## Exercise instructions
Pictures are not part of the copy; repeat everything else in the records exactly.

Stored data
##########

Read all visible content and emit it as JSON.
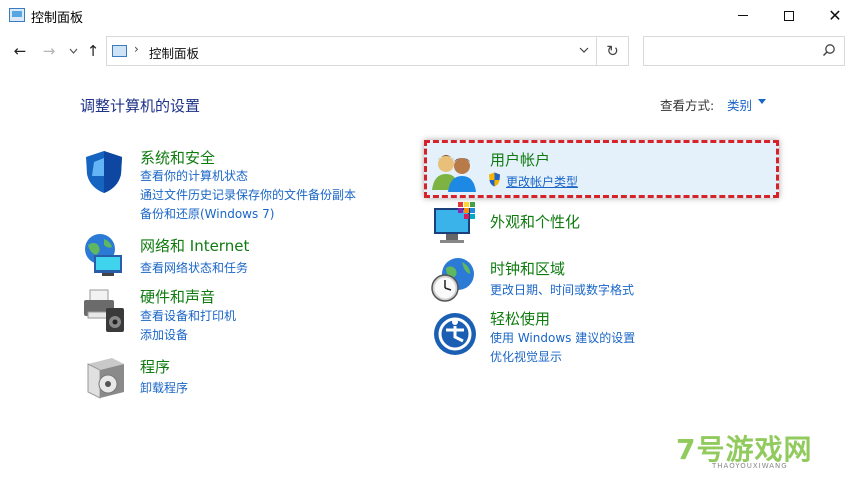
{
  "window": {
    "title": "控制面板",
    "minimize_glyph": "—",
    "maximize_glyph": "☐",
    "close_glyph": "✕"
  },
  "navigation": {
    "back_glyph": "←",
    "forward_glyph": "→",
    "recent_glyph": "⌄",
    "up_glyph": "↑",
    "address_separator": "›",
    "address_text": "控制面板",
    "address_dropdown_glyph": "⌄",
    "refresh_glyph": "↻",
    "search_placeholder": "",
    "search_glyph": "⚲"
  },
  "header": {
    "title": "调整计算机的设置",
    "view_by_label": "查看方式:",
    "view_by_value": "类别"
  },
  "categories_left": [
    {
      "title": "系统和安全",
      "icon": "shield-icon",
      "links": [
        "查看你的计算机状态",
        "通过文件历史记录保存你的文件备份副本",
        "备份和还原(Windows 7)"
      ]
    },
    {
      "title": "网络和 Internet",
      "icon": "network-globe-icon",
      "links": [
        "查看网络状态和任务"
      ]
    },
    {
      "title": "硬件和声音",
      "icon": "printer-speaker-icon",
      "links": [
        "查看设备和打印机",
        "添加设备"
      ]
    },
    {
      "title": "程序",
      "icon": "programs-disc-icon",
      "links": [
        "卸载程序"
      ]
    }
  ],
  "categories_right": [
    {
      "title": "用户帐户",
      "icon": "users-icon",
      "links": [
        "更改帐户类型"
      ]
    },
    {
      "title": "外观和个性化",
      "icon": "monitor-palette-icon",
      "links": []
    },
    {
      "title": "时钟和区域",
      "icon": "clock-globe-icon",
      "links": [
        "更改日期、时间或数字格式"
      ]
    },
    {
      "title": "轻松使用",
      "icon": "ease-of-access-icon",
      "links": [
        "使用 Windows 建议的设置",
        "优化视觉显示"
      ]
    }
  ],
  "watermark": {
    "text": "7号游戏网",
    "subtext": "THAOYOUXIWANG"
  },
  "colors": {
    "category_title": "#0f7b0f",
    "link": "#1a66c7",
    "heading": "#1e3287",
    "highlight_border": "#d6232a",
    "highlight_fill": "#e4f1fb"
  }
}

##########

## Task answer
Read all visible content and emit it as JSON.
{
  "window": {
    "title": "控制面板",
    "minimize_glyph": "—",
    "maximize_glyph": "☐",
    "close_glyph": "✕"
  },
  "navigation": {
    "back_glyph": "←",
    "forward_glyph": "→",
    "recent_glyph": "⌄",
    "up_glyph": "↑",
    "address_separator": "›",
    "address_text": "控制面板",
    "address_dropdown_glyph": "⌄",
    "refresh_glyph": "↻",
    "search_placeholder": "",
    "search_glyph": "⚲"
  },
  "header": {
    "title": "调整计算机的设置",
    "view_by_label": "查看方式:",
    "view_by_value": "类别"
  },
  "categories_left": [
    {
      "title": "系统和安全",
      "icon": "shield-icon",
      "links": [
        "查看你的计算机状态",
        "通过文件历史记录保存你的文件备份副本",
        "备份和还原(Windows 7)"
      ]
    },
    {
      "title": "网络和 Internet",
      "icon": "network-globe-icon",
      "links": [
        "查看网络状态和任务"
      ]
    },
    {
      "title": "硬件和声音",
      "icon": "printer-speaker-icon",
      "links": [
        "查看设备和打印机",
        "添加设备"
      ]
    },
    {
      "title": "程序",
      "icon": "programs-disc-icon",
      "links": [
        "卸载程序"
      ]
    }
  ],
  "categories_right": [
    {
      "title": "用户帐户",
      "icon": "users-icon",
      "links": [
        "更改帐户类型"
      ]
    },
    {
      "title": "外观和个性化",
      "icon": "monitor-palette-icon",
      "links": []
    },
    {
      "title": "时钟和区域",
      "icon": "clock-globe-icon",
      "links": [
        "更改日期、时间或数字格式"
      ]
    },
    {
      "title": "轻松使用",
      "icon": "ease-of-access-icon",
      "links": [
        "使用 Windows 建议的设置",
        "优化视觉显示"
      ]
    }
  ],
  "watermark": {
    "text": "7号游戏网",
    "subtext": "THAOYOUXIWANG"
  },
  "colors": {
    "category_title": "#0f7b0f",
    "link": "#1a66c7",
    "heading": "#1e3287",
    "highlight_border": "#d6232a",
    "highlight_fill": "#e4f1fb"
  }
}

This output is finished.